The quality of QAEval depends on the quality of the question-generation prompt. The same principles that improve any LLM output (clear instructions, specific constraints, worked examples) apply here too: the evaluation prompt itself needs engineering.
The single-choice format with four options means scoring is deterministic, with no need for another LLM to judge whether a free-form answer is "close enough". The "I don't know" option is equally important, because without it the model attempts an answer using background knowledge, and a correct guess masks a gap in the summary.
QAEval worked both as a development tool and as a production quality gate. Inspecting which questions failed, and which summary sentences were implicated, was the fastest way to diagnose prompt problems during development. In production, across a sample of around 1,000 summaries with roughly 16 bulletpoints each, QAEval filtered out 1-2 incorrect statements per summary that the cheaper metrics had missed. The false-positive rate was high enough that flagged items still needed review, but low enough that reviewing them was worth the time.
LLM-as-judge
We tried prompting a model to rate faithfulness on a numerical scale or produce a binary pass/fail verdict. The problem is circularity, because there is no independent way to verify whether the judge itself is correct. Larger models judge more reliably than smaller ones, but larger models also produce better summaries to begin with. At some point you are paying for a better summariser, not a faithfulness check. Asking the judge for reasoning alongside its score improved consistency but did not change the problem.
..........
### REQUIRED ACTIONS
a) In the passage on QAEval, how many incorrect statements per summary did QAEval filter out in production that the cheaper metrics had missed?
b) Reproduce the passage on QAEval word for word, from "The quality of QAEval" up to and including "itself needs engineering.".
c) Write the next part of the passage on QAEval, picking up after its final sentence.

(Data records)
..........
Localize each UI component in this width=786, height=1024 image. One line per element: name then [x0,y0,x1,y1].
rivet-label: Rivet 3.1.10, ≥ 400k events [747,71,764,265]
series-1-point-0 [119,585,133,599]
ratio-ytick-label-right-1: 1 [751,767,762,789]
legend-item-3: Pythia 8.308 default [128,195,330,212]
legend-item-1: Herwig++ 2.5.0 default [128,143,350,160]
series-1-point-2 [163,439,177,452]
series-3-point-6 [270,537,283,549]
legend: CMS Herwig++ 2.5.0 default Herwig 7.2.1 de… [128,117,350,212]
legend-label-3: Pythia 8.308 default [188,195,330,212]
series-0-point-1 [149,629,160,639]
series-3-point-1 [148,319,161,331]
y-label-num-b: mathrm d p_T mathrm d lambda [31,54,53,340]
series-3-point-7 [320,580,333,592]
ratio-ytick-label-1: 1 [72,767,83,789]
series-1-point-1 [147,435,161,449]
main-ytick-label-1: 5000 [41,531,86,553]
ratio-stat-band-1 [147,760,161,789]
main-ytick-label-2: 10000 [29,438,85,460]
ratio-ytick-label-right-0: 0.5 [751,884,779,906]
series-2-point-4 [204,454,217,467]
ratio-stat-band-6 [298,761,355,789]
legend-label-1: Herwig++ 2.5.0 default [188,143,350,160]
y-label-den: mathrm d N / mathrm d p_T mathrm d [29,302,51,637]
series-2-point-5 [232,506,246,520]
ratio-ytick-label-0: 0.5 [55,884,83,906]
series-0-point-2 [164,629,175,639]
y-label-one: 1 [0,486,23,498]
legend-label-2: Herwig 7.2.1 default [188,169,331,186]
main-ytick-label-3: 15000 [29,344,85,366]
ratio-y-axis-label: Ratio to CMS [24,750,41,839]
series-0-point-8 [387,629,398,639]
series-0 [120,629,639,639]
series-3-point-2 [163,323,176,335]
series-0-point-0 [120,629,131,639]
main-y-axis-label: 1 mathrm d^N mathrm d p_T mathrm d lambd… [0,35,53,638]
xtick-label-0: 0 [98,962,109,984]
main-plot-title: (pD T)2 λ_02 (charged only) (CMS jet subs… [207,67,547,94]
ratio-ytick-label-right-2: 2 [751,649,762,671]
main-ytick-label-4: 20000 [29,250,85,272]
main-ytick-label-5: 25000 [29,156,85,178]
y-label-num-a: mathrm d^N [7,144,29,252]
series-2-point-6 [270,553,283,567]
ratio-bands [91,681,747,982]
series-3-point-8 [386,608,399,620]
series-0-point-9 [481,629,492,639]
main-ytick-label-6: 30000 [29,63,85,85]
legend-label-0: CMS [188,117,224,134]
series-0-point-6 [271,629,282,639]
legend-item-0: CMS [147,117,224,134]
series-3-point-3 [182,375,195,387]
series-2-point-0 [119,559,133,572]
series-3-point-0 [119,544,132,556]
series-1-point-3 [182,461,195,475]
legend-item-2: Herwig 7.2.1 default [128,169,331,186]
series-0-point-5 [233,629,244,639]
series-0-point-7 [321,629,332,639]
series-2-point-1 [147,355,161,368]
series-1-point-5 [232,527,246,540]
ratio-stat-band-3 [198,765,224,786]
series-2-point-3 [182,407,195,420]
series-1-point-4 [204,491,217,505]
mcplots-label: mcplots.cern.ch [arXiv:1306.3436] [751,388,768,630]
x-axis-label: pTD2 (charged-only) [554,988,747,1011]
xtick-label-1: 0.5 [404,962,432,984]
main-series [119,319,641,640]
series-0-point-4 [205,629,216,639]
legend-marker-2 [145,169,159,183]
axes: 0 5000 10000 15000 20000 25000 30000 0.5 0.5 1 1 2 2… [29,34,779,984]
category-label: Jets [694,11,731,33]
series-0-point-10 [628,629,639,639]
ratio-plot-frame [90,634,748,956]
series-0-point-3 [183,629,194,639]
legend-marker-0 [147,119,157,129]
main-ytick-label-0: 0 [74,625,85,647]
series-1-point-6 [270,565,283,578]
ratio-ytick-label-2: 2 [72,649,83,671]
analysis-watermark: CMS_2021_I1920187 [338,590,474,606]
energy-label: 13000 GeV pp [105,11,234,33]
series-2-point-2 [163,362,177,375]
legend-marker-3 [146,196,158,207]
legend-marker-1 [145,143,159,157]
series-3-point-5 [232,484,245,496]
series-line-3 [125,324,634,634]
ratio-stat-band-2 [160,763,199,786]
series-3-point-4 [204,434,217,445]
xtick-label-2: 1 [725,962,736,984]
..........
### ANSWER LIST
a) 1-2 incorrect statements per summary.

b)
The quality of QAEval depends on the quality of the question-generation prompt. The same principles that improve any LLM output (clear instructions, specific constraints, worked examples) apply here too: the evaluation prompt itself needs engineering.

c)
For style evaluation ("does this read well?"), LLM-as-judge is reasonable. For factual correctness, where the model needs to do the thing you are trying to verify, we were not convinced. It stayed in the pipeline as a final check on outputs that had already passed the other gates.
The pipeline
The metrics did not replace each other but layered, ordered by cost per call:
- Language detection: near-zero cost, catches wrong-language output
- ROUGE/BLEU: fast, flags severe surface-level deviation
- NER cross-referencing: targets numbers and entities specifically
- BERTScore + EMD: semantic checks at multiple granularities
- QAEval: run only on summaries that passed the cheaper gates
The first four gates are programmatic: deterministic checks in code, fast and cheap to run. QAEval is model-based, requiring LLM inference, which makes it flexible but expensive. Running it on every summary across 3 million assets would have been prohibitively expensive, but running it only on summaries that cleared the cheaper filters made it tractable. The cheaper metrics did not need to be precise, they just needed to eliminate the obvious failures before the expensive check ran.
Conclusion
LLM fact-checking remains an open problem. Both our results and recent research agree: there is no single reliable metric, and even strong approaches only capture parts of the failure space. Current methods still struggle with subtle inconsistencies, domain shifts, and even basic evaluation, largely because existing metrics measure similarity rather than true factual consistency. A layered approach is still the only viable strategy.
The reality is that it highly depends on the use-case, and this is where can come in and help our costumers understand the plethora of tools and techniques, as well as identifying the most fit solution.
In this case, we did not require completeness and could prune aggressively: it was often preferable to drop a summary than risk passing a subtly incorrect one. This "better safe than sorry" bias turns imperfect signals into a useful system; cheap filters remove obvious failures, and more expensive checks focus on the remainder.
The pipeline makes errors rarer and easier to detect.